TEXT EXTRACT>

It’s running season - or I should say it’s always running season with endless races on the calendar but if you’re one of the lucky(?) few who managed to get a place in the London Marathon then now you may be starting training. But can you really move and eat intuitively and build up to running mile after mile?
Yes you can (yay).
It just might test your ability to listen to your body - and knowing when to listen to your instincts and when to push through. Spoiler alert, you will get it wrong sometimes. That’s the beauty of learning a skill and being intuitive.
I write this the day after putting off a 20km long run in favour of 4km, a walk in the park and sitting with a coffee - sometimes you just need those rest days.
The running plan - what to choose and how much to stick to it?
Now I’m a plan fan - rather than winging it BUT i don’t use a plan with paces per km / heart rate zones etc. just a run __km and go by how I feel on the day. I’m lucky enough that whether I’m feeling a little meh or super energetic I tend to average the same pace. Apparently my legs go at one pace only.

A block of data:
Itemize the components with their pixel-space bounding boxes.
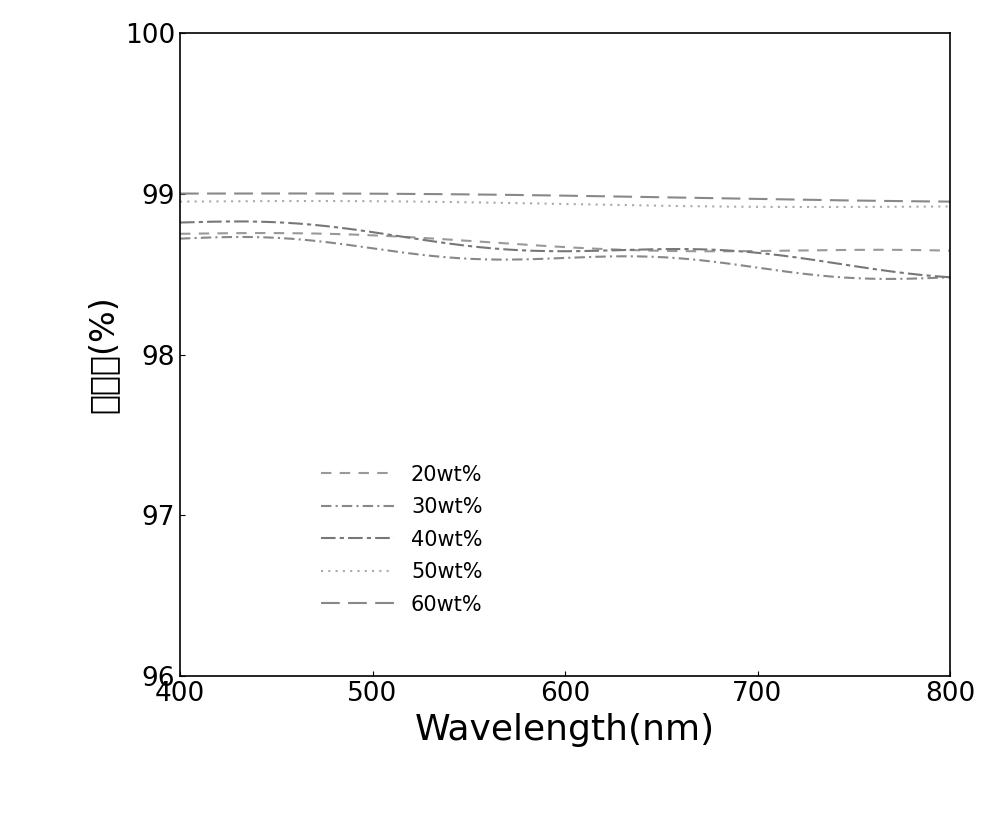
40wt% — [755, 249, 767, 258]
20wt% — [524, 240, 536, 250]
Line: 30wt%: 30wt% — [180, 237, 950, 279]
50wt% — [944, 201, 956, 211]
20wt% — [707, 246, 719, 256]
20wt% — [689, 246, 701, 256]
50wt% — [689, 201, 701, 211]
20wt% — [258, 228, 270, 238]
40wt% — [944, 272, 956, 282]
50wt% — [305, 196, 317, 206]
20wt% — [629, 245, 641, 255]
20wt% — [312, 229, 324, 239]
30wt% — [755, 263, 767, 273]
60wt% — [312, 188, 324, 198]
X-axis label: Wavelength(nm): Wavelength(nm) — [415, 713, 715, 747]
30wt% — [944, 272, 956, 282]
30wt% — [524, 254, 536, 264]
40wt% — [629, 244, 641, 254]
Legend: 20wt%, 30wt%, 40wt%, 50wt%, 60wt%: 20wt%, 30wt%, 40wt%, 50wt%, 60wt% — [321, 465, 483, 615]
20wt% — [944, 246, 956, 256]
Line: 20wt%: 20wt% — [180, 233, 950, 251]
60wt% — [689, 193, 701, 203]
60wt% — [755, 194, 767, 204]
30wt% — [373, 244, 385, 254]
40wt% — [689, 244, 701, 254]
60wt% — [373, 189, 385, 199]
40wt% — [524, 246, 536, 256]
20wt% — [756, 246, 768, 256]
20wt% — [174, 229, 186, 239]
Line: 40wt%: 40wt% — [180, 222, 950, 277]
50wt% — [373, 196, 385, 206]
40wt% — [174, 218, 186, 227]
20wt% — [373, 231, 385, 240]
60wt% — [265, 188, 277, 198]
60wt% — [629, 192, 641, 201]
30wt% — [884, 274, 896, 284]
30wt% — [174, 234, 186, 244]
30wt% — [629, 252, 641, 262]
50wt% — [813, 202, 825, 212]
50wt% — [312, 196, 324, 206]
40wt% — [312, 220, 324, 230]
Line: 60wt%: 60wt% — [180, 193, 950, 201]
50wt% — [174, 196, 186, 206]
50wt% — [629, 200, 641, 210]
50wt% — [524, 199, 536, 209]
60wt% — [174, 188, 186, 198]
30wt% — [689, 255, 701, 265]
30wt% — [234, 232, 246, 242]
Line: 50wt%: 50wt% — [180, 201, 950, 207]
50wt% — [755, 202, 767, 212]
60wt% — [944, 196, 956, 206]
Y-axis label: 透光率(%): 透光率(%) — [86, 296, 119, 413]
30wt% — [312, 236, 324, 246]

TASK DESCRIPTION>
Summarize the text on intuitive marathon training in two sentences.

RESPONSE TO THE EXERCISE>
It is possible to move and eat intuitively while building up to marathon distances, though doing so tests your ability to listen to your body and know when to push through, and you will sometimes get it wrong. The writer prefers following a plan, but only one that sets distances rather than paces or heart rate zones, running by feel and tending to average the same pace regardless of energy level.